- _TASK DETAILS_
What follows is a set of records; repeat all of them exactly.

- _DATA TO PROCESS_

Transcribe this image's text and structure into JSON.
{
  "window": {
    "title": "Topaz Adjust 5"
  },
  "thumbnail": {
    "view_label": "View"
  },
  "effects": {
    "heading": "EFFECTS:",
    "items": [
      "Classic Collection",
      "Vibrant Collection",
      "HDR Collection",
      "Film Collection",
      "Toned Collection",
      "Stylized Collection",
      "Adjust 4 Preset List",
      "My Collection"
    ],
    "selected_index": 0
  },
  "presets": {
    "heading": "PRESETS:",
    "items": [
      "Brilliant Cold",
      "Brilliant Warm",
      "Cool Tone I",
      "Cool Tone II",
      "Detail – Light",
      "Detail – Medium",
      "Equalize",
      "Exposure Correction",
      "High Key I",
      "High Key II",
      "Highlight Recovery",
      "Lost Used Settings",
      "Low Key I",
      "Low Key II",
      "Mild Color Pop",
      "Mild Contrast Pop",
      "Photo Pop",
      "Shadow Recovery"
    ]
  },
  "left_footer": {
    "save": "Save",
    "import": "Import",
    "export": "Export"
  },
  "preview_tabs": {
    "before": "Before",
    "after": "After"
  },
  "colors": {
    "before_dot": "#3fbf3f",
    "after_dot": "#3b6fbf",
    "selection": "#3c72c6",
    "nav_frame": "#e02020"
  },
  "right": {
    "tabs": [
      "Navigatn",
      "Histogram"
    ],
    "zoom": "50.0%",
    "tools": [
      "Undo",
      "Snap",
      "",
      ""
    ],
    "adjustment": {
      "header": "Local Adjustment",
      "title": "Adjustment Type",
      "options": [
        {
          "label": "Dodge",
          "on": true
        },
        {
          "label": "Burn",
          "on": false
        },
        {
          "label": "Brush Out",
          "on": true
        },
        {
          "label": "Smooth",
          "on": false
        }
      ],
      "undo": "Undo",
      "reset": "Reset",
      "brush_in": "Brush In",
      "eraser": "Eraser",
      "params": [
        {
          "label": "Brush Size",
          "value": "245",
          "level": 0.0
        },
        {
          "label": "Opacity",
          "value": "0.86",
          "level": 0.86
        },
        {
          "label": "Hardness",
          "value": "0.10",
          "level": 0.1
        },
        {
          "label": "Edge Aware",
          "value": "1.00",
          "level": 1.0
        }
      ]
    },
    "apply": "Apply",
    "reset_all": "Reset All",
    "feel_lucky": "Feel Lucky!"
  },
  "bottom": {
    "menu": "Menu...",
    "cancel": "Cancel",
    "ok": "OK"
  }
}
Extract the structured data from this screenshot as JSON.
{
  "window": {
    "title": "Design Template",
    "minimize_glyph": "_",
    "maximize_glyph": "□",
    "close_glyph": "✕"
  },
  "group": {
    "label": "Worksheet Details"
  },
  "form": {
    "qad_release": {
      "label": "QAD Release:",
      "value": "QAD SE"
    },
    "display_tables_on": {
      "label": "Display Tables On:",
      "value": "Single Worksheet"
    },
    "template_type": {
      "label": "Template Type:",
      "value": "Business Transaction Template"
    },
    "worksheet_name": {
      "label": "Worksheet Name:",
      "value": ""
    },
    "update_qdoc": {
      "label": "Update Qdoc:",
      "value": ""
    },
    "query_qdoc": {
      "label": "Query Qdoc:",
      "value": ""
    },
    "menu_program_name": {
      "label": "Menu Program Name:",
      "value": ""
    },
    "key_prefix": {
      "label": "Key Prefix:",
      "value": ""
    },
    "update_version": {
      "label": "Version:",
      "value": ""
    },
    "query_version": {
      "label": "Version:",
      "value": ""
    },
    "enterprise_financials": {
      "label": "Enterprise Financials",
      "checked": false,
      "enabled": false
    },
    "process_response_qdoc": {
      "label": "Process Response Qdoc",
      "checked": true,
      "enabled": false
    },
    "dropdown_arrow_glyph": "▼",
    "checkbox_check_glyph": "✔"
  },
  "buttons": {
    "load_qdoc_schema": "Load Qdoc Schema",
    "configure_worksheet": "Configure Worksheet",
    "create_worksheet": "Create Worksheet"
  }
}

- _THE RESULT_
Transcribe this image's text and structure into JSON.
{
  "window": {
    "title": "Topaz Adjust 5"
  },
  "thumbnail": {
    "view_label": "View"
  },
  "effects": {
    "heading": "EFFECTS:",
    "items": [
      "Classic Collection",
      "Vibrant Collection",
      "HDR Collection",
      "Film Collection",
      "Toned Collection",
      "Stylized Collection",
      "Adjust 4 Preset List",
      "My Collection"
    ],
    "selected_index": 0
  },
  "presets": {
    "heading": "PRESETS:",
    "items": [
      "Brilliant Cold",
      "Brilliant Warm",
      "Cool Tone I",
      "Cool Tone II",
      "Detail – Light",
      "Detail – Medium",
      "Equalize",
      "Exposure Correction",
      "High Key I",
      "High Key II",
      "Highlight Recovery",
      "Lost Used Settings",
      "Low Key I",
      "Low Key II",
      "Mild Color Pop",
      "Mild Contrast Pop",
      "Photo Pop",
      "Shadow Recovery"
    ]
  },
  "left_footer": {
    "save": "Save",
    "import": "Import",
    "export": "Export"
  },
  "preview_tabs": {
    "before": "Before",
    "after": "After"
  },
  "colors": {
    "before_dot": "#3fbf3f",
    "after_dot": "#3b6fbf",
    "selection": "#3c72c6",
    "nav_frame": "#e02020"
  },
  "right": {
    "tabs": [
      "Navigatn",
      "Histogram"
    ],
    "zoom": "50.0%",
    "tools": [
      "Undo",
      "Snap",
      "",
      ""
    ],
    "adjustment": {
      "header": "Local Adjustment",
      "title": "Adjustment Type",
      "options": [
        {
          "label": "Dodge",
          "on": true
        },
        {
          "label": "Burn",
          "on": false
        },
        {
          "label": "Brush Out",
          "on": true
        },
        {
          "label": "Smooth",
          "on": false
        }
      ],
      "undo": "Undo",
      "reset": "Reset",
      "brush_in": "Brush In",
      "eraser": "Eraser",
      "params": [
        {
          "label": "Brush Size",
          "value": "245",
          "level": 0.0
        },
        {
          "label": "Opacity",
          "value": "0.86",
          "level": 0.86
        },
        {
          "label": "Hardness",
          "value": "0.10",
          "level": 0.1
        },
        {
          "label": "Edge Aware",
          "value": "1.00",
          "level": 1.0
        }
      ]
    },
    "apply": "Apply",
    "reset_all": "Reset All",
    "feel_lucky": "Feel Lucky!"
  },
  "bottom": {
    "menu": "Menu...",
    "cancel": "Cancel",
    "ok": "OK"
  }
}
Extract the structured data from this screenshot as JSON.
{
  "window": {
    "title": "Design Template",
    "minimize_glyph": "_",
    "maximize_glyph": "□",
    "close_glyph": "✕"
  },
  "group": {
    "label": "Worksheet Details"
  },
  "form": {
    "qad_release": {
      "label": "QAD Release:",
      "value": "QAD SE"
    },
    "display_tables_on": {
      "label": "Display Tables On:",
      "value": "Single Worksheet"
    },
    "template_type": {
      "label": "Template Type:",
      "value": "Business Transaction Template"
    },
    "worksheet_name": {
      "label": "Worksheet Name:",
      "value": ""
    },
    "update_qdoc": {
      "label": "Update Qdoc:",
      "value": ""
    },
    "query_qdoc": {
      "label": "Query Qdoc:",
      "value": ""
    },
    "menu_program_name": {
      "label": "Menu Program Name:",
      "value": ""
    },
    "key_prefix": {
      "label": "Key Prefix:",
      "value": ""
    },
    "update_version": {
      "label": "Version:",
      "value": ""
    },
    "query_version": {
      "label": "Version:",
      "value": ""
    },
    "enterprise_financials": {
      "label": "Enterprise Financials",
      "checked": false,
      "enabled": false
    },
    "process_response_qdoc": {
      "label": "Process Response Qdoc",
      "checked": true,
      "enabled": false
    },
    "dropdown_arrow_glyph": "▼",
    "checkbox_check_glyph": "✔"
  },
  "buttons": {
    "load_qdoc_schema": "Load Qdoc Schema",
    "configure_worksheet": "Configure Worksheet",
    "create_worksheet": "Create Worksheet"
  }
}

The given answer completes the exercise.